- Dataset records -
═══

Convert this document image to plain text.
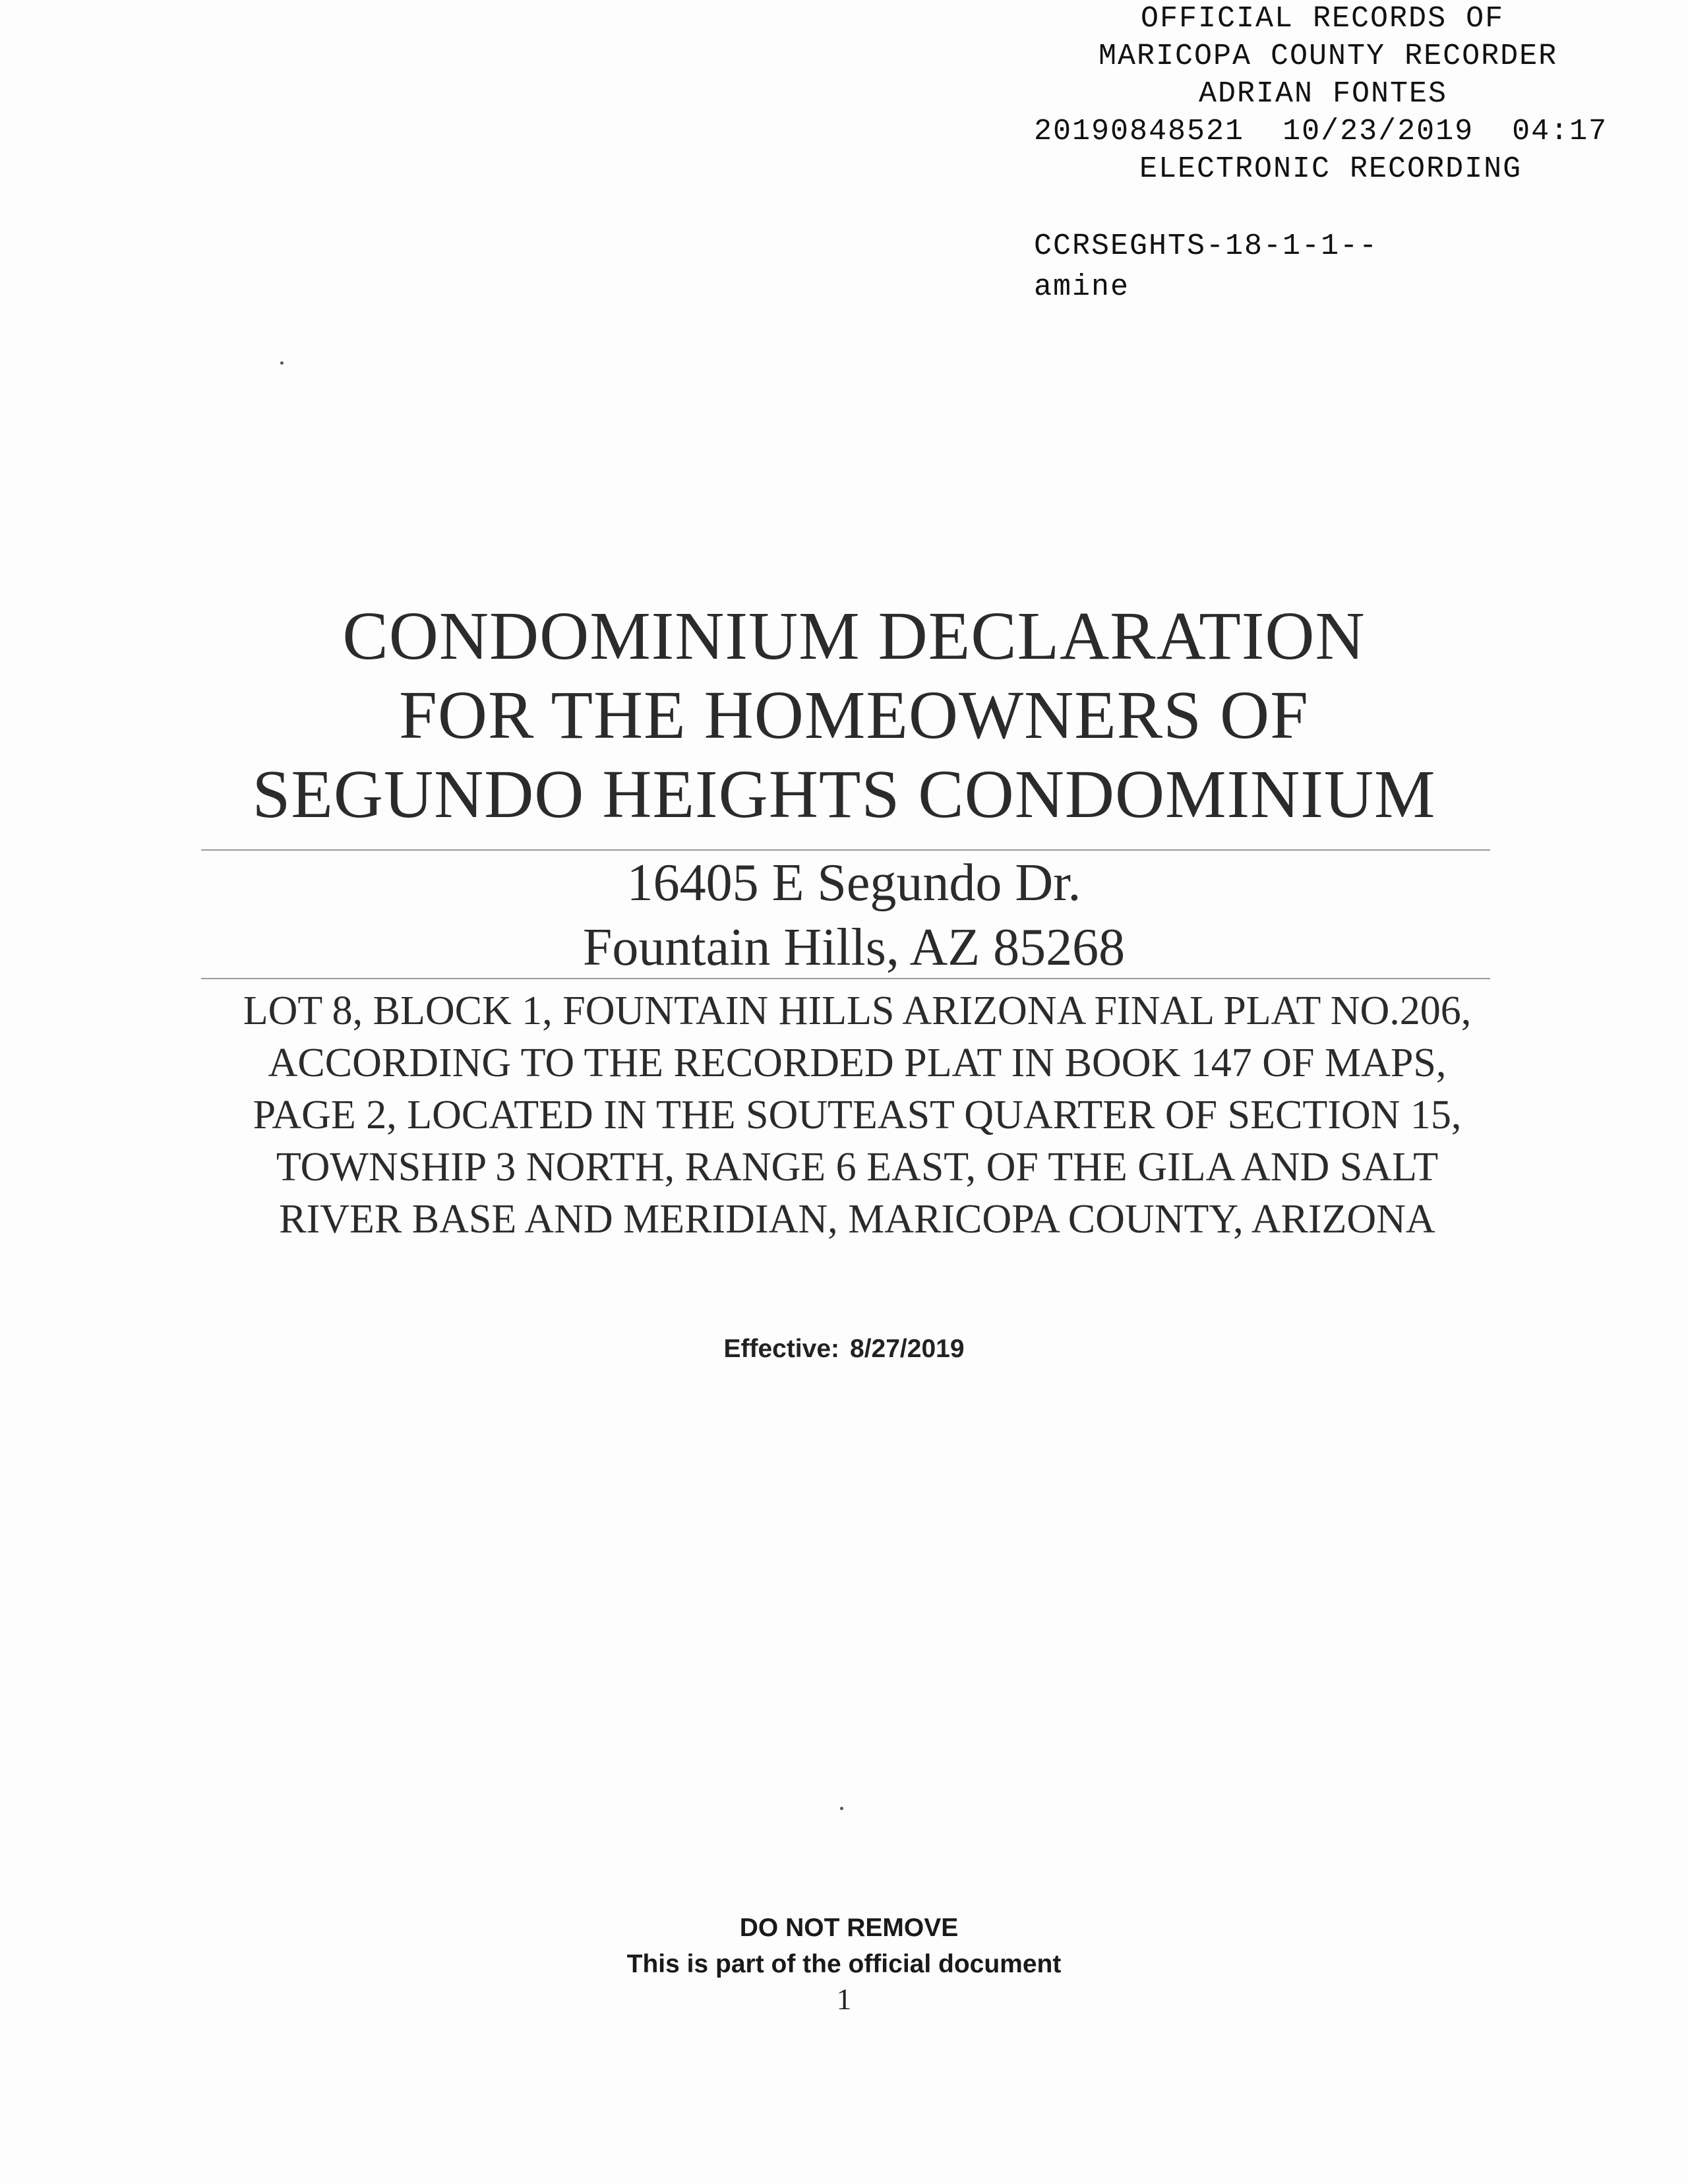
OFFICIAL RECORDS OF
MARICOPA COUNTY RECORDER
ADRIAN FONTES
20190848521 10/23/2019 04:17
ELECTRONIC RECORDING
CCRSEGHTS-18-1-1--
amine
CONDOMINIUM DECLARATION
FOR THE HOMEOWNERS OF
SEGUNDO HEIGHTS CONDOMINIUM
16405 E Segundo Dr.
Fountain Hills, AZ 85268
LOT 8, BLOCK 1, FOUNTAIN HILLS ARIZONA FINAL PLAT NO.206,
ACCORDING TO THE RECORDED PLAT IN BOOK 147 OF MAPS,
PAGE 2, LOCATED IN THE SOUTEAST QUARTER OF SECTION 15,
TOWNSHIP 3 NORTH, RANGE 6 EAST, OF THE GILA AND SALT
RIVER BASE AND MERIDIAN, MARICOPA COUNTY, ARIZONA
Effective: 8/27/2019
DO NOT REMOVE
This is part of the official document
1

═══

- Stated problem -
Copy everything in the records above except the pictures, exactly as written.

- Output of the task -
Convert this document image to plain text.
OFFICIAL RECORDS OF
MARICOPA COUNTY RECORDER
ADRIAN FONTES
20190848521 10/23/2019 04:17
ELECTRONIC RECORDING
CCRSEGHTS-18-1-1--
amine
CONDOMINIUM DECLARATION
FOR THE HOMEOWNERS OF
SEGUNDO HEIGHTS CONDOMINIUM
16405 E Segundo Dr.
Fountain Hills, AZ 85268
LOT 8, BLOCK 1, FOUNTAIN HILLS ARIZONA FINAL PLAT NO.206,
ACCORDING TO THE RECORDED PLAT IN BOOK 147 OF MAPS,
PAGE 2, LOCATED IN THE SOUTEAST QUARTER OF SECTION 15,
TOWNSHIP 3 NORTH, RANGE 6 EAST, OF THE GILA AND SALT
RIVER BASE AND MERIDIAN, MARICOPA COUNTY, ARIZONA
Effective: 8/27/2019
DO NOT REMOVE
This is part of the official document
1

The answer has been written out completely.